Dataset records
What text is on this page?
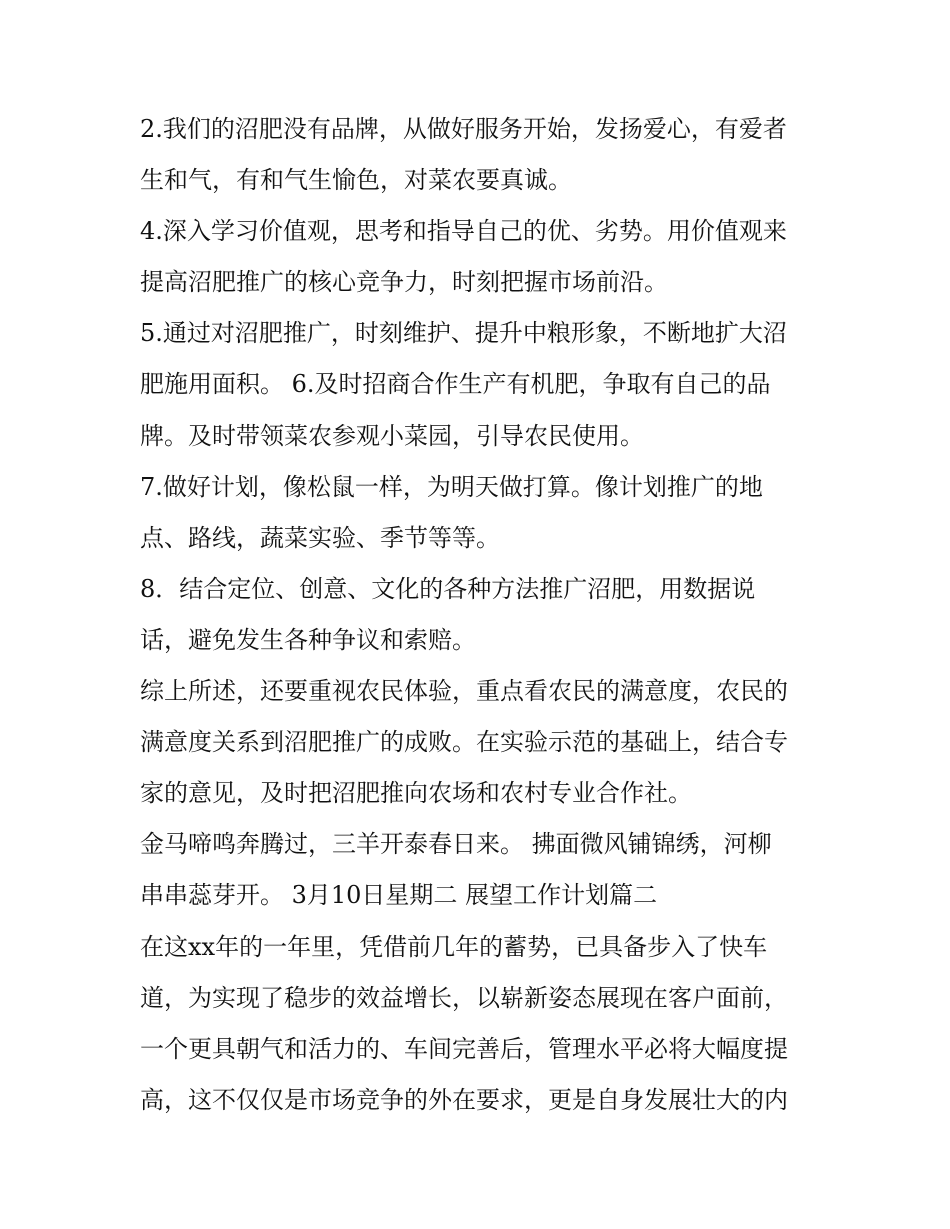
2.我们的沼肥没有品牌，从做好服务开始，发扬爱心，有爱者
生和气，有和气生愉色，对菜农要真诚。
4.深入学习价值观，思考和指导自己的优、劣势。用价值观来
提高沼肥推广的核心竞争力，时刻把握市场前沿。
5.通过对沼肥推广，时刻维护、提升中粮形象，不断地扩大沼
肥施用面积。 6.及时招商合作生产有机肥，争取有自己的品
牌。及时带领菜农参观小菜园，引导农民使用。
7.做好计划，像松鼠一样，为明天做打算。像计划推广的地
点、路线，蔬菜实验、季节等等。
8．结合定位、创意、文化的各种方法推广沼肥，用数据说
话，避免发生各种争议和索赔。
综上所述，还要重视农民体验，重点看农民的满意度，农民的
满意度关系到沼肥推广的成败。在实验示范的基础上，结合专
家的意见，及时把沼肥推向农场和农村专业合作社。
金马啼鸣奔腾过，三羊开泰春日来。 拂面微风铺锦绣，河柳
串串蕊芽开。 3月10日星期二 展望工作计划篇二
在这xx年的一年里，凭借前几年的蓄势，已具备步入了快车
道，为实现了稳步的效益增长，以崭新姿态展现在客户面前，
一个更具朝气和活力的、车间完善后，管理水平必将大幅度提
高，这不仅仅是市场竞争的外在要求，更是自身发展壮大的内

### Request
Reproduce every line exactly and omit all pictures.

### Written solution
What text is on this page?
2.我们的沼肥没有品牌，从做好服务开始，发扬爱心，有爱者
生和气，有和气生愉色，对菜农要真诚。
4.深入学习价值观，思考和指导自己的优、劣势。用价值观来
提高沼肥推广的核心竞争力，时刻把握市场前沿。
5.通过对沼肥推广，时刻维护、提升中粮形象，不断地扩大沼
肥施用面积。 6.及时招商合作生产有机肥，争取有自己的品
牌。及时带领菜农参观小菜园，引导农民使用。
7.做好计划，像松鼠一样，为明天做打算。像计划推广的地
点、路线，蔬菜实验、季节等等。
8．结合定位、创意、文化的各种方法推广沼肥，用数据说
话，避免发生各种争议和索赔。
综上所述，还要重视农民体验，重点看农民的满意度，农民的
满意度关系到沼肥推广的成败。在实验示范的基础上，结合专
家的意见，及时把沼肥推向农场和农村专业合作社。
金马啼鸣奔腾过，三羊开泰春日来。 拂面微风铺锦绣，河柳
串串蕊芽开。 3月10日星期二 展望工作计划篇二
在这xx年的一年里，凭借前几年的蓄势，已具备步入了快车
道，为实现了稳步的效益增长，以崭新姿态展现在客户面前，
一个更具朝气和活力的、车间完善后，管理水平必将大幅度提
高，这不仅仅是市场竞争的外在要求，更是自身发展壮大的内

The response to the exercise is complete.